**What you will do**: Records follow. Pull out every line that contains "right".

**Data extract**:

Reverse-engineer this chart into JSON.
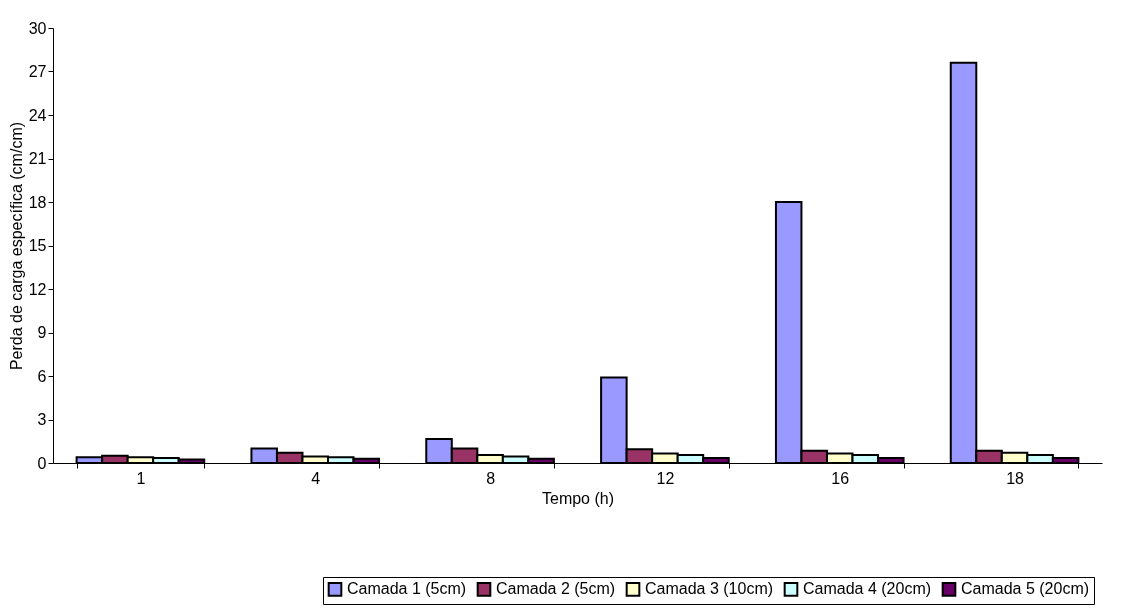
{
  "chart_data": {
    "type": "bar",
    "xlabel": "Tempo (h)",
    "ylabel": "Perda de carga específica (cm/cm)",
    "categories": [
      "1",
      "4",
      "8",
      "12",
      "16",
      "18"
    ],
    "series": [
      {
        "name": "Camada 1 (5cm)",
        "color": "#9999ff",
        "values": [
          0.4,
          1.0,
          1.65,
          5.9,
          18.0,
          27.6
        ]
      },
      {
        "name": "Camada 2 (5cm)",
        "color": "#993366",
        "values": [
          0.5,
          0.7,
          1.0,
          0.95,
          0.85,
          0.85
        ]
      },
      {
        "name": "Camada 3 (10cm)",
        "color": "#ffffcc",
        "values": [
          0.4,
          0.45,
          0.55,
          0.65,
          0.65,
          0.7
        ]
      },
      {
        "name": "Camada 4 (20cm)",
        "color": "#ccffff",
        "values": [
          0.35,
          0.4,
          0.45,
          0.55,
          0.55,
          0.55
        ]
      },
      {
        "name": "Camada 5 (20cm)",
        "color": "#660066",
        "values": [
          0.25,
          0.3,
          0.3,
          0.35,
          0.35,
          0.35
        ]
      }
    ],
    "ylim": [
      0,
      30
    ],
    "yticks": [
      0,
      3,
      6,
      9,
      12,
      15,
      18,
      21,
      24,
      27,
      30
    ],
    "grid": false,
    "legend": "bottom right"
  }
}
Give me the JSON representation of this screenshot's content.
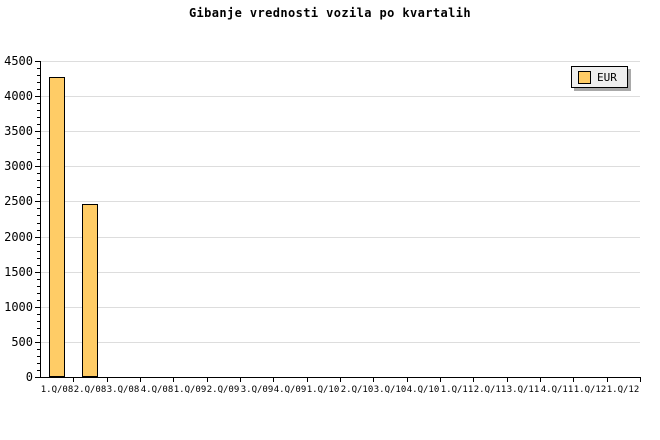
{
  "chart_data": {
    "type": "bar",
    "title": "Gibanje vrednosti vozila po kvartalih",
    "categories": [
      "1.Q/08",
      "2.Q/08",
      "3.Q/08",
      "4.Q/08",
      "1.Q/09",
      "2.Q/09",
      "3.Q/09",
      "4.Q/09",
      "1.Q/10",
      "2.Q/10",
      "3.Q/10",
      "4.Q/10",
      "1.Q/11",
      "2.Q/11",
      "3.Q/11",
      "4.Q/11",
      "1.Q/12",
      "1.Q/12"
    ],
    "series": [
      {
        "name": "EUR",
        "values": [
          4270,
          2460,
          0,
          0,
          0,
          0,
          0,
          0,
          0,
          0,
          0,
          0,
          0,
          0,
          0,
          0,
          0,
          0
        ]
      }
    ],
    "xlabel": "",
    "ylabel": "",
    "ylim": [
      0,
      4500
    ],
    "ytick_step": 500,
    "ytick_minor_step": 100,
    "ytick_labels": [
      "0",
      "500",
      "1000",
      "1500",
      "2000",
      "2500",
      "3000",
      "3500",
      "4000",
      "4500"
    ],
    "grid": "horizontal",
    "legend": {
      "position": "top-right",
      "entries": [
        "EUR"
      ]
    },
    "colors": {
      "bar_fill": "#FFCC66",
      "bar_border": "#000000",
      "grid_line": "#DDDDDD",
      "axis": "#000000",
      "text": "#000000",
      "legend_bg": "#EFEFEF",
      "legend_border": "#000000",
      "legend_shadow": "#A9A9A9",
      "background": "#FFFFFF"
    }
  }
}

**Reply**:
    "legend": "bottom right"
      "position": "top-right",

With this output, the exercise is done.